__WHAT IS BEING ASKED__
Repeat the material exactly, every line of it.

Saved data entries
[BEGIN]

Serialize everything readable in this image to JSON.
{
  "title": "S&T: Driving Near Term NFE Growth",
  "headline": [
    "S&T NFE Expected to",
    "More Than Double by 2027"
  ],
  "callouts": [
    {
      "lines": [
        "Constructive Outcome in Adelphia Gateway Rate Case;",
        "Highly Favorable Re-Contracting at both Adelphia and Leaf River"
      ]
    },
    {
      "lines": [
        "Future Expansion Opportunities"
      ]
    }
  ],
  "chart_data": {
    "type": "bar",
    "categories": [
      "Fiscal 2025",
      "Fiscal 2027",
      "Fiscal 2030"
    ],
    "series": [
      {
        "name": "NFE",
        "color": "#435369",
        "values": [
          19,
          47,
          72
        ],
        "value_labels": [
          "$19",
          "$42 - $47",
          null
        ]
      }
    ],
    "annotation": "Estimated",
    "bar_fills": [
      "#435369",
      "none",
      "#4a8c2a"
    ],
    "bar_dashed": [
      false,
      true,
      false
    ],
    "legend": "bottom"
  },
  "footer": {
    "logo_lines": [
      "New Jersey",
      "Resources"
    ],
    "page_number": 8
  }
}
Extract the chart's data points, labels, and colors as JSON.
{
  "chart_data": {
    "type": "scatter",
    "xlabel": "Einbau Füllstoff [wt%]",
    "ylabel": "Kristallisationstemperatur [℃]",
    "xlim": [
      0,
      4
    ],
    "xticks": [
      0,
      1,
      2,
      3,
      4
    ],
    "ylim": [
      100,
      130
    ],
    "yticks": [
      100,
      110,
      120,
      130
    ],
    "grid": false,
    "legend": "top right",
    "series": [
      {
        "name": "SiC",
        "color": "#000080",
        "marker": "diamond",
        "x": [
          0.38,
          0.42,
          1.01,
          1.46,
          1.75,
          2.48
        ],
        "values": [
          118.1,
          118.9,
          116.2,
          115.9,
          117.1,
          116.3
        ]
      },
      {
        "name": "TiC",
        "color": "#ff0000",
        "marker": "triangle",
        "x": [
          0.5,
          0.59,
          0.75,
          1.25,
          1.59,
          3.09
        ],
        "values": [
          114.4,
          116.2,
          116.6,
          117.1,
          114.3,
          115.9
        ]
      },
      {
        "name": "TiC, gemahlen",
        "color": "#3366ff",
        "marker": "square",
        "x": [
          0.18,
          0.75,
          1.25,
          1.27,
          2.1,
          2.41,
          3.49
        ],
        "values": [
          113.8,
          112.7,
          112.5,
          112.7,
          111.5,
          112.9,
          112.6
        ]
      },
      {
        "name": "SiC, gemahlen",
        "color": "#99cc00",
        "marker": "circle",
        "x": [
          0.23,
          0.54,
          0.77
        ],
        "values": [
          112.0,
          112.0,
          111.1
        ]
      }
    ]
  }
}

[END]

__COMPLETE OUTPUT__
Serialize everything readable in this image to JSON.
{
  "title": "S&T: Driving Near Term NFE Growth",
  "headline": [
    "S&T NFE Expected to",
    "More Than Double by 2027"
  ],
  "callouts": [
    {
      "lines": [
        "Constructive Outcome in Adelphia Gateway Rate Case;",
        "Highly Favorable Re-Contracting at both Adelphia and Leaf River"
      ]
    },
    {
      "lines": [
        "Future Expansion Opportunities"
      ]
    }
  ],
  "chart_data": {
    "type": "bar",
    "categories": [
      "Fiscal 2025",
      "Fiscal 2027",
      "Fiscal 2030"
    ],
    "series": [
      {
        "name": "NFE",
        "color": "#435369",
        "values": [
          19,
          47,
          72
        ],
        "value_labels": [
          "$19",
          "$42 - $47",
          null
        ]
      }
    ],
    "annotation": "Estimated",
    "bar_fills": [
      "#435369",
      "none",
      "#4a8c2a"
    ],
    "bar_dashed": [
      false,
      true,
      false
    ],
    "legend": "bottom"
  },
  "footer": {
    "logo_lines": [
      "New Jersey",
      "Resources"
    ],
    "page_number": 8
  }
}
Extract the chart's data points, labels, and colors as JSON.
{
  "chart_data": {
    "type": "scatter",
    "xlabel": "Einbau Füllstoff [wt%]",
    "ylabel": "Kristallisationstemperatur [℃]",
    "xlim": [
      0,
      4
    ],
    "xticks": [
      0,
      1,
      2,
      3,
      4
    ],
    "ylim": [
      100,
      130
    ],
    "yticks": [
      100,
      110,
      120,
      130
    ],
    "grid": false,
    "legend": "top right",
    "series": [
      {
        "name": "SiC",
        "color": "#000080",
        "marker": "diamond",
        "x": [
          0.38,
          0.42,
          1.01,
          1.46,
          1.75,
          2.48
        ],
        "values": [
          118.1,
          118.9,
          116.2,
          115.9,
          117.1,
          116.3
        ]
      },
      {
        "name": "TiC",
        "color": "#ff0000",
        "marker": "triangle",
        "x": [
          0.5,
          0.59,
          0.75,
          1.25,
          1.59,
          3.09
        ],
        "values": [
          114.4,
          116.2,
          116.6,
          117.1,
          114.3,
          115.9
        ]
      },
      {
        "name": "TiC, gemahlen",
        "color": "#3366ff",
        "marker": "square",
        "x": [
          0.18,
          0.75,
          1.25,
          1.27,
          2.1,
          2.41,
          3.49
        ],
        "values": [
          113.8,
          112.7,
          112.5,
          112.7,
          111.5,
          112.9,
          112.6
        ]
      },
      {
        "name": "SiC, gemahlen",
        "color": "#99cc00",
        "marker": "circle",
        "x": [
          0.23,
          0.54,
          0.77
        ],
        "values": [
          112.0,
          112.0,
          111.1
        ]
      }
    ]
  }
}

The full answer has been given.